Exercise brief -> Collect each line of the entries that holds the string "data".

=-=-=

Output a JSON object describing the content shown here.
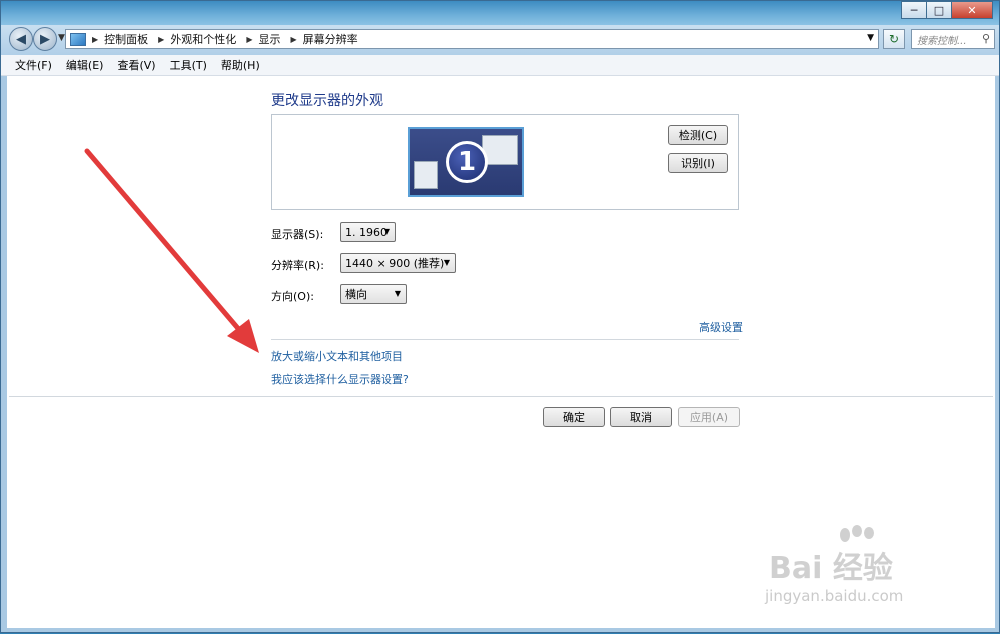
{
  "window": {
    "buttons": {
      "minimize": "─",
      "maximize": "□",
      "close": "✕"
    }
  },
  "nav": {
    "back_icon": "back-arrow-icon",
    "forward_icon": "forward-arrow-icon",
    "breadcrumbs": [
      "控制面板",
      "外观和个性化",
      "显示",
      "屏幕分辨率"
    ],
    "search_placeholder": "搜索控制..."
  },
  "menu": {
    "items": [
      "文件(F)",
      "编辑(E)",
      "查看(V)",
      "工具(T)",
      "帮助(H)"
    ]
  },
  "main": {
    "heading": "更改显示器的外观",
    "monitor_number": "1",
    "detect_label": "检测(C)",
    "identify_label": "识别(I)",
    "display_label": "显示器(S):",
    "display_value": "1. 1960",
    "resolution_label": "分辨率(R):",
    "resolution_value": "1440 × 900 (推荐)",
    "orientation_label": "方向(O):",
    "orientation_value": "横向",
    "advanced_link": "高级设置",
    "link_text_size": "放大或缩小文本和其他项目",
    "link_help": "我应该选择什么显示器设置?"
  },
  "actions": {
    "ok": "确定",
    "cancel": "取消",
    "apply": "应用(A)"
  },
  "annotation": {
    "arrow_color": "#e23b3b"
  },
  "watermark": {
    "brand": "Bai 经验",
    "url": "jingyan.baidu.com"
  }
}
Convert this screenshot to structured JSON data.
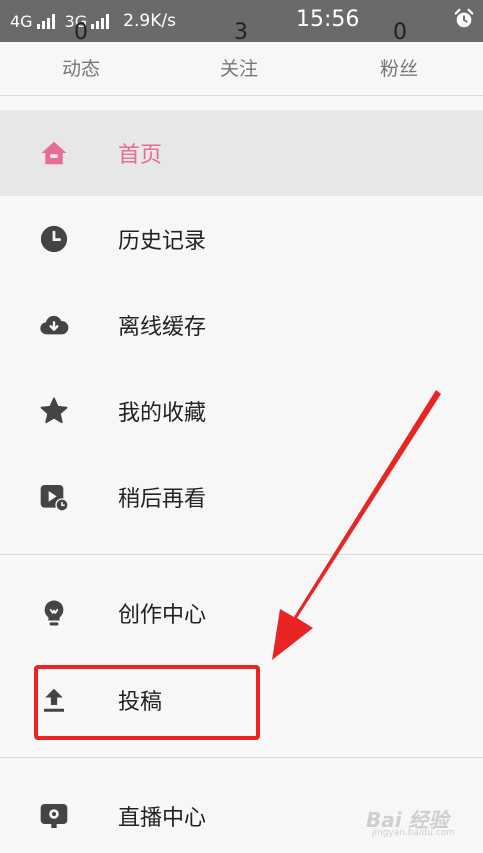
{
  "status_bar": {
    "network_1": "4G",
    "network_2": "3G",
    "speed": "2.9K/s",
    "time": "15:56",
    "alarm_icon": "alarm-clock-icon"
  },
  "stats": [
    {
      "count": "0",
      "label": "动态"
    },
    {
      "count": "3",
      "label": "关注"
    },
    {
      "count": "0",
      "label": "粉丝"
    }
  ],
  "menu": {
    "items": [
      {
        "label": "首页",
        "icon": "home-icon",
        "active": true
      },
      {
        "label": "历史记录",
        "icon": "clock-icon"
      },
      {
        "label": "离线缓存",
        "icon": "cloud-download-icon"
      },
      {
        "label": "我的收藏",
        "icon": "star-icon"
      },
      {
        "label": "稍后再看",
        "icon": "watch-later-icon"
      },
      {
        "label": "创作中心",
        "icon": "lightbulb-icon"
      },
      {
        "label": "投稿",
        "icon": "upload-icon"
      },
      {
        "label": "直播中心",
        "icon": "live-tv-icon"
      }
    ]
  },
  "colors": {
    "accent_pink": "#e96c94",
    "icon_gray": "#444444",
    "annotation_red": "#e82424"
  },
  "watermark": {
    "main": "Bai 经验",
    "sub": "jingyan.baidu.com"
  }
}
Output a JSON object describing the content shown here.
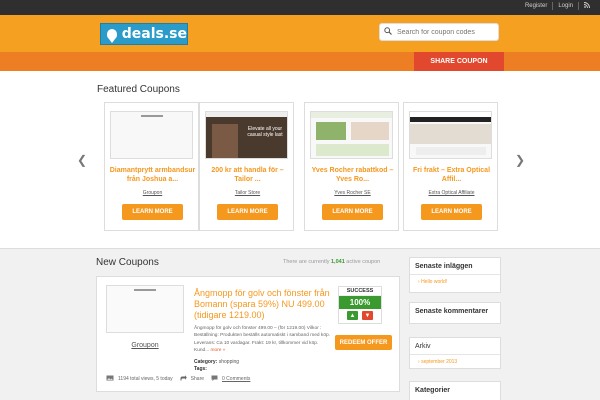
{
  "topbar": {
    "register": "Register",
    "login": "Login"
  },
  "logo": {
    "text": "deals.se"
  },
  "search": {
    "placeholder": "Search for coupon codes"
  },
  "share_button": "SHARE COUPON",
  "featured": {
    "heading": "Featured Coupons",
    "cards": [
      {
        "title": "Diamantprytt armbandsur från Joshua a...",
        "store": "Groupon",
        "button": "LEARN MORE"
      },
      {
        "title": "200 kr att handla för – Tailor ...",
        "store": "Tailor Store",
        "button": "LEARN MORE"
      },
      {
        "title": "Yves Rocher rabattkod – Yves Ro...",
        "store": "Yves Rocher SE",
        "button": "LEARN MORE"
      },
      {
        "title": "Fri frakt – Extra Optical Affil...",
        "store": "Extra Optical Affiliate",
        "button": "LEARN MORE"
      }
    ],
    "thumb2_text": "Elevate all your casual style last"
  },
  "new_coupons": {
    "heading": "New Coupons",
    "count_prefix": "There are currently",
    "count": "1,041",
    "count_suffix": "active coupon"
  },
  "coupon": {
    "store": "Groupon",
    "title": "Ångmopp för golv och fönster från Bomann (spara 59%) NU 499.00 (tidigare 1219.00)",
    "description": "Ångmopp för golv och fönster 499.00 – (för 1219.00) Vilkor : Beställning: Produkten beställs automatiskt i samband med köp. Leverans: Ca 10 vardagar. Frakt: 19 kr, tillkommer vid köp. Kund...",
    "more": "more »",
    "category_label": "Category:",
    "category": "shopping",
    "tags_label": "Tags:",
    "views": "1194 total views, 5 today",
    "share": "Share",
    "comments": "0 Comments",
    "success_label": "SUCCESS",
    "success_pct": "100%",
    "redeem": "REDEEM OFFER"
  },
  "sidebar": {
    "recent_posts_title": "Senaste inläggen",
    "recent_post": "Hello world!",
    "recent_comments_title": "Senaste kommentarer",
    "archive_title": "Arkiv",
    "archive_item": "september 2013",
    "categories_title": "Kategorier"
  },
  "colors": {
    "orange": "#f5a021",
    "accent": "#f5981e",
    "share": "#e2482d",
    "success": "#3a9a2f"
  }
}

=-=-=

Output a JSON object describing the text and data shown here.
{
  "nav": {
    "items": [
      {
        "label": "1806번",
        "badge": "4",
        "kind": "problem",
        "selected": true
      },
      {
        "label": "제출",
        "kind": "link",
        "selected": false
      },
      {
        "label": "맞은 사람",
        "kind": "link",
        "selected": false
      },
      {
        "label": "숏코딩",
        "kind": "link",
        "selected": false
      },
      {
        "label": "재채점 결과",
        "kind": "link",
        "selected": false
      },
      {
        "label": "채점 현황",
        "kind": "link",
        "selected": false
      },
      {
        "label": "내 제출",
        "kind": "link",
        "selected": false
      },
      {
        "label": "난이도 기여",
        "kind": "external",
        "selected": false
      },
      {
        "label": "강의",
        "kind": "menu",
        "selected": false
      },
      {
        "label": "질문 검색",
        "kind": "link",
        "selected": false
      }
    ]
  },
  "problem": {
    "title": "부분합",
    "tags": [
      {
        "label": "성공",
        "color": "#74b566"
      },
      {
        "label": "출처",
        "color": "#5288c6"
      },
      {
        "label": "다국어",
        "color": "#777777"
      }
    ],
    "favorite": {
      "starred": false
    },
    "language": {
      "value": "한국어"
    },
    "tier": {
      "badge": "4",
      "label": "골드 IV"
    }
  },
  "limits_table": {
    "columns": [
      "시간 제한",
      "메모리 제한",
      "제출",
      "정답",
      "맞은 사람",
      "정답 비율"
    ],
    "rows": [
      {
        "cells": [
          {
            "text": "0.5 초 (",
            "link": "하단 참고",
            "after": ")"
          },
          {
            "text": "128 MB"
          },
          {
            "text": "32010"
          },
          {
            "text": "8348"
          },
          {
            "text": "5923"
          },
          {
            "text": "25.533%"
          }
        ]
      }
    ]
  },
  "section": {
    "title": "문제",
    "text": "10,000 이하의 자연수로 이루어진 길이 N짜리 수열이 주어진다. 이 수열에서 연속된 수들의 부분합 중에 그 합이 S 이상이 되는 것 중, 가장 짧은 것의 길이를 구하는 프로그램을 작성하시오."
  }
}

=-=-=

Full answer ->
Convert this screenshot to structured JSON data.
Output a JSON object describing the text and data shown here.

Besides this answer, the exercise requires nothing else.